> Provided data
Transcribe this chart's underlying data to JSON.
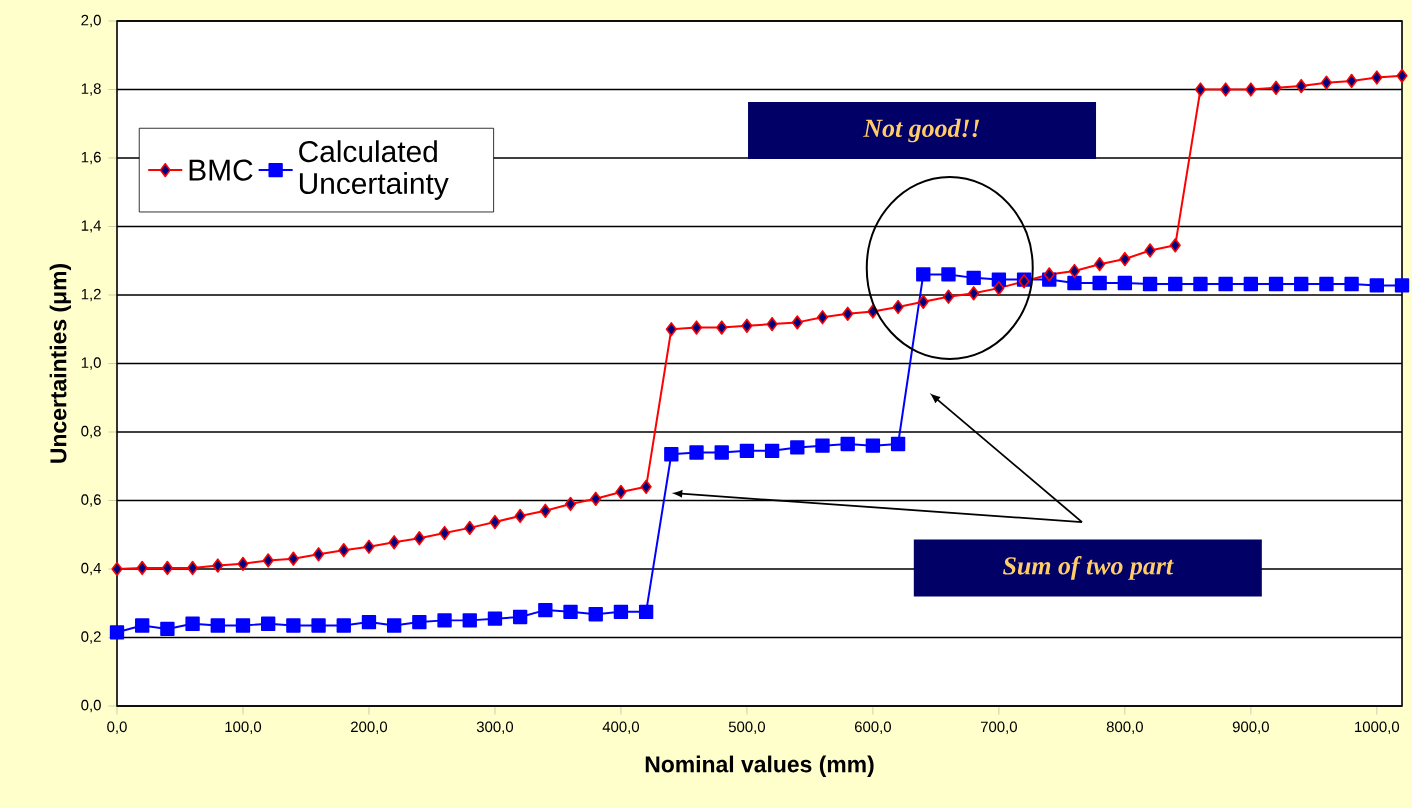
{
  "chart_data": {
    "type": "line",
    "xlabel": "Nominal values (mm)",
    "ylabel": "Uncertainties (μm)",
    "x": [
      0,
      20,
      40,
      60,
      80,
      100,
      120,
      140,
      160,
      180,
      200,
      220,
      240,
      260,
      280,
      300,
      320,
      340,
      360,
      380,
      400,
      420,
      440,
      460,
      480,
      500,
      520,
      540,
      560,
      580,
      600,
      620,
      640,
      660,
      680,
      700,
      720,
      740,
      760,
      780,
      800,
      820,
      840,
      860,
      880,
      900,
      920,
      940,
      960,
      980,
      1000,
      1020
    ],
    "series": [
      {
        "name": "BMC",
        "color": "#ff0000",
        "marker": "diamond",
        "values": [
          0.4,
          0.403,
          0.403,
          0.403,
          0.41,
          0.415,
          0.425,
          0.43,
          0.443,
          0.455,
          0.465,
          0.478,
          0.49,
          0.505,
          0.52,
          0.537,
          0.555,
          0.57,
          0.59,
          0.605,
          0.625,
          0.64,
          1.1,
          1.105,
          1.105,
          1.11,
          1.115,
          1.12,
          1.135,
          1.145,
          1.152,
          1.165,
          1.18,
          1.195,
          1.205,
          1.22,
          1.24,
          1.26,
          1.27,
          1.29,
          1.305,
          1.33,
          1.345,
          1.8,
          1.8,
          1.8,
          1.805,
          1.81,
          1.82,
          1.825,
          1.835,
          1.84
        ]
      },
      {
        "name": "Calculated Uncertainty",
        "color": "#0000ff",
        "marker": "square",
        "values": [
          0.215,
          0.235,
          0.225,
          0.24,
          0.235,
          0.235,
          0.24,
          0.235,
          0.235,
          0.235,
          0.245,
          0.235,
          0.245,
          0.25,
          0.25,
          0.255,
          0.26,
          0.28,
          0.275,
          0.268,
          0.275,
          0.275,
          0.735,
          0.74,
          0.74,
          0.745,
          0.745,
          0.755,
          0.76,
          0.765,
          0.76,
          0.765,
          1.26,
          1.26,
          1.25,
          1.245,
          1.245,
          1.245,
          1.235,
          1.235,
          1.235,
          1.232,
          1.232,
          1.232,
          1.232,
          1.232,
          1.232,
          1.232,
          1.232,
          1.232,
          1.228,
          1.228
        ]
      }
    ],
    "xlim": [
      0,
      1020
    ],
    "ylim": [
      0,
      2
    ],
    "xticks": [
      {
        "value": 0,
        "label": "0,0"
      },
      {
        "value": 100,
        "label": "100,0"
      },
      {
        "value": 200,
        "label": "200,0"
      },
      {
        "value": 300,
        "label": "300,0"
      },
      {
        "value": 400,
        "label": "400,0"
      },
      {
        "value": 500,
        "label": "500,0"
      },
      {
        "value": 600,
        "label": "600,0"
      },
      {
        "value": 700,
        "label": "700,0"
      },
      {
        "value": 800,
        "label": "800,0"
      },
      {
        "value": 900,
        "label": "900,0"
      },
      {
        "value": 1000,
        "label": "1000,0"
      }
    ],
    "yticks": [
      {
        "value": 0,
        "label": "0,0"
      },
      {
        "value": 0.2,
        "label": "0,2"
      },
      {
        "value": 0.4,
        "label": "0,4"
      },
      {
        "value": 0.6,
        "label": "0,6"
      },
      {
        "value": 0.8,
        "label": "0,8"
      },
      {
        "value": 1.0,
        "label": "1,0"
      },
      {
        "value": 1.2,
        "label": "1,2"
      },
      {
        "value": 1.4,
        "label": "1,4"
      },
      {
        "value": 1.6,
        "label": "1,6"
      },
      {
        "value": 1.8,
        "label": "1,8"
      },
      {
        "value": 2.0,
        "label": "2,0"
      }
    ],
    "grid": "y",
    "legend": "top left",
    "line_style": "solid",
    "annotations": [
      "Not good!!",
      "Sum of two part"
    ]
  }
}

> Exercise brief
Take every line from the data above that holds "name" and copy it out.

> Exercise result
        "name": "BMC",
        "name": "Calculated Uncertainty",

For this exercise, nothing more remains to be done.